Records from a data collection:
━━━━━━━━━━━━━━━━

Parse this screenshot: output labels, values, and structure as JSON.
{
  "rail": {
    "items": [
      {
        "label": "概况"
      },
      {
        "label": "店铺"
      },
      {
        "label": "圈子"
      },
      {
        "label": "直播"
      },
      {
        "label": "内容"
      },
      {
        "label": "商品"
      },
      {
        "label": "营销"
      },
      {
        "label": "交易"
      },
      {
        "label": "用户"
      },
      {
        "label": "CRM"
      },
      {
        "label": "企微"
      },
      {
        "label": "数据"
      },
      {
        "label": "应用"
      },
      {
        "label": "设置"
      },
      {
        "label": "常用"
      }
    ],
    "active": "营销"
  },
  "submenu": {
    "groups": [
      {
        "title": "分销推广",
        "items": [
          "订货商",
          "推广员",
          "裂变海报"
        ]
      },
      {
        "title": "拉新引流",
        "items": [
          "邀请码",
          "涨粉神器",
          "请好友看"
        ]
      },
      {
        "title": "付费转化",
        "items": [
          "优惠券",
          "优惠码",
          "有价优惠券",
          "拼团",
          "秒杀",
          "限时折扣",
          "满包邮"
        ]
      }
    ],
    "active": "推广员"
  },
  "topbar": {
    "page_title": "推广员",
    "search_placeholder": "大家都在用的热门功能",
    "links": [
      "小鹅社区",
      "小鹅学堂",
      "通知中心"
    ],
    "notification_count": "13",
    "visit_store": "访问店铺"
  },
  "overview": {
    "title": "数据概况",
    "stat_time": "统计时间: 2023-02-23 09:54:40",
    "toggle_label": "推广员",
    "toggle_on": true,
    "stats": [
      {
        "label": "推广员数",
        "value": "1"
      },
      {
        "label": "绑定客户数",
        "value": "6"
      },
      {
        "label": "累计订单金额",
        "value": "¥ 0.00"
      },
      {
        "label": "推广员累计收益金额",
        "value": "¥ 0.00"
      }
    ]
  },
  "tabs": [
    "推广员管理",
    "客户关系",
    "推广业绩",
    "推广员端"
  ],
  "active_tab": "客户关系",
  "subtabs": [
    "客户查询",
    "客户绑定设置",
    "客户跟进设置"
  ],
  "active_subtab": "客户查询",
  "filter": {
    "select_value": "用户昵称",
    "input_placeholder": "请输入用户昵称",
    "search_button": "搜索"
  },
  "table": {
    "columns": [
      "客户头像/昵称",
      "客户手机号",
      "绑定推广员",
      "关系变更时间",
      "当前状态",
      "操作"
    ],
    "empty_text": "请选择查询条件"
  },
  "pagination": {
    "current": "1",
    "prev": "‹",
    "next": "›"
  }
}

━━━━━━━━━━━━━━━━

Task requirements. Transcribe the full listing above without leaving anything out.

Answer to the task.
Parse this screenshot: output labels, values, and structure as JSON.
{
  "rail": {
    "items": [
      {
        "label": "概况"
      },
      {
        "label": "店铺"
      },
      {
        "label": "圈子"
      },
      {
        "label": "直播"
      },
      {
        "label": "内容"
      },
      {
        "label": "商品"
      },
      {
        "label": "营销"
      },
      {
        "label": "交易"
      },
      {
        "label": "用户"
      },
      {
        "label": "CRM"
      },
      {
        "label": "企微"
      },
      {
        "label": "数据"
      },
      {
        "label": "应用"
      },
      {
        "label": "设置"
      },
      {
        "label": "常用"
      }
    ],
    "active": "营销"
  },
  "submenu": {
    "groups": [
      {
        "title": "分销推广",
        "items": [
          "订货商",
          "推广员",
          "裂变海报"
        ]
      },
      {
        "title": "拉新引流",
        "items": [
          "邀请码",
          "涨粉神器",
          "请好友看"
        ]
      },
      {
        "title": "付费转化",
        "items": [
          "优惠券",
          "优惠码",
          "有价优惠券",
          "拼团",
          "秒杀",
          "限时折扣",
          "满包邮"
        ]
      }
    ],
    "active": "推广员"
  },
  "topbar": {
    "page_title": "推广员",
    "search_placeholder": "大家都在用的热门功能",
    "links": [
      "小鹅社区",
      "小鹅学堂",
      "通知中心"
    ],
    "notification_count": "13",
    "visit_store": "访问店铺"
  },
  "overview": {
    "title": "数据概况",
    "stat_time": "统计时间: 2023-02-23 09:54:40",
    "toggle_label": "推广员",
    "toggle_on": true,
    "stats": [
      {
        "label": "推广员数",
        "value": "1"
      },
      {
        "label": "绑定客户数",
        "value": "6"
      },
      {
        "label": "累计订单金额",
        "value": "¥ 0.00"
      },
      {
        "label": "推广员累计收益金额",
        "value": "¥ 0.00"
      }
    ]
  },
  "tabs": [
    "推广员管理",
    "客户关系",
    "推广业绩",
    "推广员端"
  ],
  "active_tab": "客户关系",
  "subtabs": [
    "客户查询",
    "客户绑定设置",
    "客户跟进设置"
  ],
  "active_subtab": "客户查询",
  "filter": {
    "select_value": "用户昵称",
    "input_placeholder": "请输入用户昵称",
    "search_button": "搜索"
  },
  "table": {
    "columns": [
      "客户头像/昵称",
      "客户手机号",
      "绑定推广员",
      "关系变更时间",
      "当前状态",
      "操作"
    ],
    "empty_text": "请选择查询条件"
  },
  "pagination": {
    "current": "1",
    "prev": "‹",
    "next": "›"
  }
}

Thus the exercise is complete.